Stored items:
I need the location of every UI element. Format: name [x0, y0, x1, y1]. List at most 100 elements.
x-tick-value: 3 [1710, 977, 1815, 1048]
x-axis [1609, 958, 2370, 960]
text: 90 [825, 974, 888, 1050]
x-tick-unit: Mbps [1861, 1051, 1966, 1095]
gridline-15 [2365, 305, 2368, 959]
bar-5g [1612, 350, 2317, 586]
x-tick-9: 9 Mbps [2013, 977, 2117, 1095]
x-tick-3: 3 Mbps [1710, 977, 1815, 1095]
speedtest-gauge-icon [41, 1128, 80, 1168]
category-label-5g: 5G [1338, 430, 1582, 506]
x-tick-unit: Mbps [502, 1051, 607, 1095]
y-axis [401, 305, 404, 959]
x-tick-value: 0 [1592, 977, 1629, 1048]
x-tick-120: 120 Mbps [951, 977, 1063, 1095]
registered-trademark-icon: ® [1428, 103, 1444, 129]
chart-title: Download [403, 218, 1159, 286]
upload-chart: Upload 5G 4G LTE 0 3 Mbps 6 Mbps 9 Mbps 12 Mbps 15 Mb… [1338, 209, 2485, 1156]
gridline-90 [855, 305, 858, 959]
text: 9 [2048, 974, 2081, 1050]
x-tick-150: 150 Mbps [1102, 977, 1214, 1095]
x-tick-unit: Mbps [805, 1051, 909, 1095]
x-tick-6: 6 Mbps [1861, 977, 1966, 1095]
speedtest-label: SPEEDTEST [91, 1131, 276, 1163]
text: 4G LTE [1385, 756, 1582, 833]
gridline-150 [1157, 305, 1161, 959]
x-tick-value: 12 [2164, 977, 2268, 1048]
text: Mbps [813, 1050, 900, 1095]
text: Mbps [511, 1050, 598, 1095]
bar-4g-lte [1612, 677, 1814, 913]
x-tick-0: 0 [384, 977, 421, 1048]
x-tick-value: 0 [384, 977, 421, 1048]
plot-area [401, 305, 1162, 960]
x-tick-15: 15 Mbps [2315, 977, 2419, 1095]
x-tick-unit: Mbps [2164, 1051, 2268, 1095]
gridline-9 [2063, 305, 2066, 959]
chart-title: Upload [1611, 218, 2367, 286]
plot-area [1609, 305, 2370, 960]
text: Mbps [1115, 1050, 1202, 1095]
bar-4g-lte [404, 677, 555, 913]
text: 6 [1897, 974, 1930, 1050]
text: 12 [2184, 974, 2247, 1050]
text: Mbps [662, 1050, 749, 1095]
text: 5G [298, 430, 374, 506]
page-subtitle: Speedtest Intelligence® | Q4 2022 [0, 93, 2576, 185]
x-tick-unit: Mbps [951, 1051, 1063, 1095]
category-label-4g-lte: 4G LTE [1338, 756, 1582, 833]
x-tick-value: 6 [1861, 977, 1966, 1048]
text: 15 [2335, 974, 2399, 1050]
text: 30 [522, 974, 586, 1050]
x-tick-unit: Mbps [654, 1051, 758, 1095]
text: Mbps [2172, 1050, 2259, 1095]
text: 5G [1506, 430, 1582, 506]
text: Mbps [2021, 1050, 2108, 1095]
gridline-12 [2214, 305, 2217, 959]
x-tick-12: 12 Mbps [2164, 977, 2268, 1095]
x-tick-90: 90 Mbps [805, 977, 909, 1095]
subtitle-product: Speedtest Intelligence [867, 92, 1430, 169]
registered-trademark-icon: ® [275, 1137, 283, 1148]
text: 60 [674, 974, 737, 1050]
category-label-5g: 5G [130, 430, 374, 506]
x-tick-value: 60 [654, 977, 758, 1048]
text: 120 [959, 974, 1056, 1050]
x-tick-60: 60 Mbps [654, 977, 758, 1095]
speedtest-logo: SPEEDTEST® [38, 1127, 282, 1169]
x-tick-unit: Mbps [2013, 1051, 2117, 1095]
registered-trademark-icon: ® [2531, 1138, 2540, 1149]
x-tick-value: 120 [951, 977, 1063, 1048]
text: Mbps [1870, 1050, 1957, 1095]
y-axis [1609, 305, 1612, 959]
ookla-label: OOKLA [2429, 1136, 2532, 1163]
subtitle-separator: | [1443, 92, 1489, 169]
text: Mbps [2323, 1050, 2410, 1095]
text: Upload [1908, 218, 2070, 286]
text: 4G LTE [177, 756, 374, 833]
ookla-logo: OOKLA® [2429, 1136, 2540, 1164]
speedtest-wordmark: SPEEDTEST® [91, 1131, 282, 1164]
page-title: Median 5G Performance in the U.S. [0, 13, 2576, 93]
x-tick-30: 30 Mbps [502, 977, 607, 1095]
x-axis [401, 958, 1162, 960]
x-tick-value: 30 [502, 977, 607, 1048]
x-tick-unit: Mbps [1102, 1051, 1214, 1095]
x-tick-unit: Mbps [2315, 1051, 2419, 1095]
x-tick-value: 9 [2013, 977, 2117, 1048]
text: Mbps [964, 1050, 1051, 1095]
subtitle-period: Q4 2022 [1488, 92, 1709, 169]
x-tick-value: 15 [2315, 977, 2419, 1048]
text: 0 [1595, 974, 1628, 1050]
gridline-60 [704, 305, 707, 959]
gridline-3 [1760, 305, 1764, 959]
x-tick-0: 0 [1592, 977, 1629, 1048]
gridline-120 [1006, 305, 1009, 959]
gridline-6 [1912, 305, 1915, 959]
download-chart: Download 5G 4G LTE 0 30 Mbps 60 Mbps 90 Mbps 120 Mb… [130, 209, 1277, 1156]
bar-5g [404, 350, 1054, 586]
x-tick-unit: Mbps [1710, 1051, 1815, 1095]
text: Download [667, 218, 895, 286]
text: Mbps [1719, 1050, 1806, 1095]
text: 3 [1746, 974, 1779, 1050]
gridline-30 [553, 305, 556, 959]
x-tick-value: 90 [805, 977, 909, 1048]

Directive:
Please return every entry above verbatim, with no changes.

Solution to this problem:
I need the location of every UI element. Format: name [x0, y0, x1, y1]. List at most 100 elements.
x-tick-value: 3 [1710, 977, 1815, 1048]
x-axis [1609, 958, 2370, 960]
text: 90 [825, 974, 888, 1050]
x-tick-unit: Mbps [1861, 1051, 1966, 1095]
gridline-15 [2365, 305, 2368, 959]
bar-5g [1612, 350, 2317, 586]
x-tick-9: 9 Mbps [2013, 977, 2117, 1095]
x-tick-3: 3 Mbps [1710, 977, 1815, 1095]
speedtest-gauge-icon [41, 1128, 80, 1168]
category-label-5g: 5G [1338, 430, 1582, 506]
x-tick-unit: Mbps [502, 1051, 607, 1095]
y-axis [401, 305, 404, 959]
x-tick-value: 0 [1592, 977, 1629, 1048]
x-tick-120: 120 Mbps [951, 977, 1063, 1095]
registered-trademark-icon: ® [1428, 103, 1444, 129]
chart-title: Download [403, 218, 1159, 286]
upload-chart: Upload 5G 4G LTE 0 3 Mbps 6 Mbps 9 Mbps 12 Mbps 15 Mb… [1338, 209, 2485, 1156]
gridline-90 [855, 305, 858, 959]
text: 9 [2048, 974, 2081, 1050]
x-tick-150: 150 Mbps [1102, 977, 1214, 1095]
x-tick-unit: Mbps [805, 1051, 909, 1095]
x-tick-6: 6 Mbps [1861, 977, 1966, 1095]
speedtest-label: SPEEDTEST [91, 1131, 276, 1163]
text: 4G LTE [1385, 756, 1582, 833]
gridline-150 [1157, 305, 1161, 959]
x-tick-value: 12 [2164, 977, 2268, 1048]
text: Mbps [813, 1050, 900, 1095]
text: Mbps [511, 1050, 598, 1095]
bar-4g-lte [1612, 677, 1814, 913]
x-tick-0: 0 [384, 977, 421, 1048]
x-tick-value: 0 [384, 977, 421, 1048]
plot-area [401, 305, 1162, 960]
x-tick-15: 15 Mbps [2315, 977, 2419, 1095]
x-tick-unit: Mbps [2164, 1051, 2268, 1095]
gridline-9 [2063, 305, 2066, 959]
chart-title: Upload [1611, 218, 2367, 286]
plot-area [1609, 305, 2370, 960]
text: Mbps [1115, 1050, 1202, 1095]
bar-4g-lte [404, 677, 555, 913]
text: 6 [1897, 974, 1930, 1050]
text: 12 [2184, 974, 2247, 1050]
text: Mbps [662, 1050, 749, 1095]
text: 5G [298, 430, 374, 506]
page-subtitle: Speedtest Intelligence® | Q4 2022 [0, 93, 2576, 185]
x-tick-unit: Mbps [951, 1051, 1063, 1095]
category-label-4g-lte: 4G LTE [1338, 756, 1582, 833]
x-tick-value: 6 [1861, 977, 1966, 1048]
text: 15 [2335, 974, 2399, 1050]
text: 30 [522, 974, 586, 1050]
x-tick-unit: Mbps [654, 1051, 758, 1095]
text: Mbps [2172, 1050, 2259, 1095]
text: 5G [1506, 430, 1582, 506]
text: Mbps [2021, 1050, 2108, 1095]
gridline-12 [2214, 305, 2217, 959]
x-tick-12: 12 Mbps [2164, 977, 2268, 1095]
x-tick-90: 90 Mbps [805, 977, 909, 1095]
subtitle-product: Speedtest Intelligence [867, 92, 1430, 169]
registered-trademark-icon: ® [275, 1137, 283, 1148]
text: 60 [674, 974, 737, 1050]
category-label-5g: 5G [130, 430, 374, 506]
x-tick-value: 60 [654, 977, 758, 1048]
text: 120 [959, 974, 1056, 1050]
x-tick-60: 60 Mbps [654, 977, 758, 1095]
speedtest-logo: SPEEDTEST® [38, 1127, 282, 1169]
x-tick-unit: Mbps [2013, 1051, 2117, 1095]
registered-trademark-icon: ® [2531, 1138, 2540, 1149]
x-tick-value: 120 [951, 977, 1063, 1048]
text: Mbps [1870, 1050, 1957, 1095]
y-axis [1609, 305, 1612, 959]
ookla-label: OOKLA [2429, 1136, 2532, 1163]
subtitle-separator: | [1443, 92, 1489, 169]
text: Mbps [2323, 1050, 2410, 1095]
text: Upload [1908, 218, 2070, 286]
text: 4G LTE [177, 756, 374, 833]
ookla-logo: OOKLA® [2429, 1136, 2540, 1164]
speedtest-wordmark: SPEEDTEST® [91, 1131, 282, 1164]
page-title: Median 5G Performance in the U.S. [0, 13, 2576, 93]
x-tick-30: 30 Mbps [502, 977, 607, 1095]
x-axis [401, 958, 1162, 960]
x-tick-value: 30 [502, 977, 607, 1048]
x-tick-unit: Mbps [1102, 1051, 1214, 1095]
x-tick-unit: Mbps [2315, 1051, 2419, 1095]
x-tick-value: 9 [2013, 977, 2117, 1048]
text: Mbps [964, 1050, 1051, 1095]
subtitle-period: Q4 2022 [1488, 92, 1709, 169]
x-tick-value: 15 [2315, 977, 2419, 1048]
text: 0 [1595, 974, 1628, 1050]
gridline-60 [704, 305, 707, 959]
gridline-3 [1760, 305, 1764, 959]
x-tick-0: 0 [1592, 977, 1629, 1048]
gridline-120 [1006, 305, 1009, 959]
gridline-6 [1912, 305, 1915, 959]
download-chart: Download 5G 4G LTE 0 30 Mbps 60 Mbps 90 Mbps 120 Mb… [130, 209, 1277, 1156]
bar-5g [404, 350, 1054, 586]
x-tick-unit: Mbps [1710, 1051, 1815, 1095]
text: Download [667, 218, 895, 286]
text: Mbps [1719, 1050, 1806, 1095]
text: 3 [1746, 974, 1779, 1050]
gridline-30 [553, 305, 556, 959]
x-tick-value: 90 [805, 977, 909, 1048]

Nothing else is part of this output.